Identify each line below containing the string "color" and copy it.

** begin EXTRACTED DATA **

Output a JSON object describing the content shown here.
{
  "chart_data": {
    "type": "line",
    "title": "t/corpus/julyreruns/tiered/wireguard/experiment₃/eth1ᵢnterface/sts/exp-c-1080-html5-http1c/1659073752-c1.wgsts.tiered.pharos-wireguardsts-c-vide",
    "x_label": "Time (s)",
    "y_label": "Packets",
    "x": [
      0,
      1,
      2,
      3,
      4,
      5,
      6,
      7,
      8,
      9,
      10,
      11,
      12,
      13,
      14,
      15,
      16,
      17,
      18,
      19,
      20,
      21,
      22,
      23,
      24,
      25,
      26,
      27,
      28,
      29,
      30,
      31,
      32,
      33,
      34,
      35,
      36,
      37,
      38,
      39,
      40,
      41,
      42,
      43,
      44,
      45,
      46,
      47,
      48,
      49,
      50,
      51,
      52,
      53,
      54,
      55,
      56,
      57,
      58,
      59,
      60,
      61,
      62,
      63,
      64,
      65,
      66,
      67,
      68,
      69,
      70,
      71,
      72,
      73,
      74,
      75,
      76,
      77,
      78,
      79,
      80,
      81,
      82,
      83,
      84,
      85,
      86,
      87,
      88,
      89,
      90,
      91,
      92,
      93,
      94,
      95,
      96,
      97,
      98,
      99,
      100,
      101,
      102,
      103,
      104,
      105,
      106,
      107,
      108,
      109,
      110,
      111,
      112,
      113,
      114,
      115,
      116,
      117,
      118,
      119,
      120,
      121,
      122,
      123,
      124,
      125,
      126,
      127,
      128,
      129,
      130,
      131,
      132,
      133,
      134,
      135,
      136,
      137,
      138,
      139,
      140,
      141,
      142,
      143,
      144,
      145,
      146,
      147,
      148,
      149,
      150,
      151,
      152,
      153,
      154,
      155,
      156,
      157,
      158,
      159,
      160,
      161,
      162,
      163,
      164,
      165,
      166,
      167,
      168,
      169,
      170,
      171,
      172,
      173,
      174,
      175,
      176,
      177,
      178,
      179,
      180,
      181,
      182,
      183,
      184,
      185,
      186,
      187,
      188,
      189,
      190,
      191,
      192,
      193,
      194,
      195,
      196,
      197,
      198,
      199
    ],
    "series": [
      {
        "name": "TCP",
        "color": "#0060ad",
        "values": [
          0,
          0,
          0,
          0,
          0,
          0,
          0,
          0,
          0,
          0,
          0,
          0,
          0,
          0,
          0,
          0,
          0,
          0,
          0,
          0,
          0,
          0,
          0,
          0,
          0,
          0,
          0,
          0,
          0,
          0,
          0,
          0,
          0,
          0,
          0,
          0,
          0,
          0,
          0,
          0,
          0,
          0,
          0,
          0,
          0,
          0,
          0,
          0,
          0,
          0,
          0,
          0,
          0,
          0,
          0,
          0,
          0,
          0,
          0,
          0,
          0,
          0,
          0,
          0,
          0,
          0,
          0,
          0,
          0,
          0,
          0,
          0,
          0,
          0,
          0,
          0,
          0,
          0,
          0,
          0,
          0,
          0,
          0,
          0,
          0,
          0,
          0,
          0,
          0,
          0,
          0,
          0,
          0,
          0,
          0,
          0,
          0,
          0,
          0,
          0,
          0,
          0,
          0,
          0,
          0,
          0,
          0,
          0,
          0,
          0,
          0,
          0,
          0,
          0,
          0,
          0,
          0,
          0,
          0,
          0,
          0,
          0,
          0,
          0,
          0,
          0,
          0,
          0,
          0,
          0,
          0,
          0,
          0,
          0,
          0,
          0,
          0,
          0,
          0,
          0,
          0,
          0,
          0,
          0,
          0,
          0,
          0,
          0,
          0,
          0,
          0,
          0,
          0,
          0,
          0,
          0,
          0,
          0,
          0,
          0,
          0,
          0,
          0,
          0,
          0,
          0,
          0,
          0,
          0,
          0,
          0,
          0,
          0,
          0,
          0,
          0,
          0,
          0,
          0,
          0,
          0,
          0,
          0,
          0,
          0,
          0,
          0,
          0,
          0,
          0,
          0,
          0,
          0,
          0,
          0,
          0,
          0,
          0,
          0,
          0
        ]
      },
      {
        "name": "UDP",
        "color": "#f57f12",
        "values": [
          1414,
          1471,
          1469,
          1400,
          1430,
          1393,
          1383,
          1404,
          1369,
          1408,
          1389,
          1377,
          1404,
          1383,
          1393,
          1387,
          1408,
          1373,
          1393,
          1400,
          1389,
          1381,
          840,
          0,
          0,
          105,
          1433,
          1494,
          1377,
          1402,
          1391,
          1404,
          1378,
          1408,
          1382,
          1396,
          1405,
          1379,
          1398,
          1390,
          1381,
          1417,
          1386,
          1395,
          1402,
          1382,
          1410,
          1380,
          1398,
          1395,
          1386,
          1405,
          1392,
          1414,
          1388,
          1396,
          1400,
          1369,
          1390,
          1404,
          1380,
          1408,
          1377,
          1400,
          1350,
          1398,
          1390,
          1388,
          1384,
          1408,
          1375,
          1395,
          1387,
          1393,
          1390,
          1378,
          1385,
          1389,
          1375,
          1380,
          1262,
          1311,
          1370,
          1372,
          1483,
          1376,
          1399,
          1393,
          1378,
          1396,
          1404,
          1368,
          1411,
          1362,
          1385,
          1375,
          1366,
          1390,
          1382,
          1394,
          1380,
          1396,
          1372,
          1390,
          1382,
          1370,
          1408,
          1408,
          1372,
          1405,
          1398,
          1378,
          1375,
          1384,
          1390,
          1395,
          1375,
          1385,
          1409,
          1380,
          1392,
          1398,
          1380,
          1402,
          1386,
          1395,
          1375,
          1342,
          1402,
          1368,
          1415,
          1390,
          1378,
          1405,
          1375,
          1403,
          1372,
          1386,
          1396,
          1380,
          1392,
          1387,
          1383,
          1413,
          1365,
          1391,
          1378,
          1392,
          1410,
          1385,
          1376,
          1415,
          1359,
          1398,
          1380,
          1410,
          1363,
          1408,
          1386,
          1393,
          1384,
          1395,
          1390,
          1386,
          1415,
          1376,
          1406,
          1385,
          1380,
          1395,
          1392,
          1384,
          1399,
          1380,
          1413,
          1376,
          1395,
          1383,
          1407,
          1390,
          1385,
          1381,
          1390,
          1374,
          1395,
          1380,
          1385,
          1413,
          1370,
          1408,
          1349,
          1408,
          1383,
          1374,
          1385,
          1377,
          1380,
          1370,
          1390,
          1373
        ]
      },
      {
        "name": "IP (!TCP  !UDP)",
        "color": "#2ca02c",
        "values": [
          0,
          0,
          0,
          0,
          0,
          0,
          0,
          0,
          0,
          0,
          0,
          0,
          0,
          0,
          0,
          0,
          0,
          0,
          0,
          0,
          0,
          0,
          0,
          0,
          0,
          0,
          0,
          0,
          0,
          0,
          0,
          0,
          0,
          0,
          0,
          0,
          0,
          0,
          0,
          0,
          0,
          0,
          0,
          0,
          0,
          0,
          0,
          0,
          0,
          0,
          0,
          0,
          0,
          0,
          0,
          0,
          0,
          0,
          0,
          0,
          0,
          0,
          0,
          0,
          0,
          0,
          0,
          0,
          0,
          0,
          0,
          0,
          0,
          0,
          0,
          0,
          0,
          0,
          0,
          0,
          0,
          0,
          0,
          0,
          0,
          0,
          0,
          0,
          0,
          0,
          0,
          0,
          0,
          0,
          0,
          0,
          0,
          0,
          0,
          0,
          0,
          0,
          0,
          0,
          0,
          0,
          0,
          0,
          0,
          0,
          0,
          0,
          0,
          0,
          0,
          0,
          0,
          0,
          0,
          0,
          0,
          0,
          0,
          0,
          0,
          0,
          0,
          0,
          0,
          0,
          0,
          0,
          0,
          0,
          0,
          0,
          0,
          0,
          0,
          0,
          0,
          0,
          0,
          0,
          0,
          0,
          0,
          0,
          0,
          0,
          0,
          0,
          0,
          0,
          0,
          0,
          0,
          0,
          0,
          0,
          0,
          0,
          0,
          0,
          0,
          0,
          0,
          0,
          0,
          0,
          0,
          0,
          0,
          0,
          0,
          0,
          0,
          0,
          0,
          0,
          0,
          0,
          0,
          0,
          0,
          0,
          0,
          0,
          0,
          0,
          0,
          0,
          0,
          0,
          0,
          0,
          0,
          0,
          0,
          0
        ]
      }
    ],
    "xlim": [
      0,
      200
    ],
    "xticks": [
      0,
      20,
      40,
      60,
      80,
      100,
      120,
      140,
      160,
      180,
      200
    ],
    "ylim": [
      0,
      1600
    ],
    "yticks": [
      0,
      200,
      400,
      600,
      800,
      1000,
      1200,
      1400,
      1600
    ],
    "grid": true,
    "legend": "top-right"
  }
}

** end EXTRACTED DATA **

→ RESPONSE TO THIS TASK:
        "color": "#0060ad",
        "color": "#f57f12",
        "color": "#2ca02c",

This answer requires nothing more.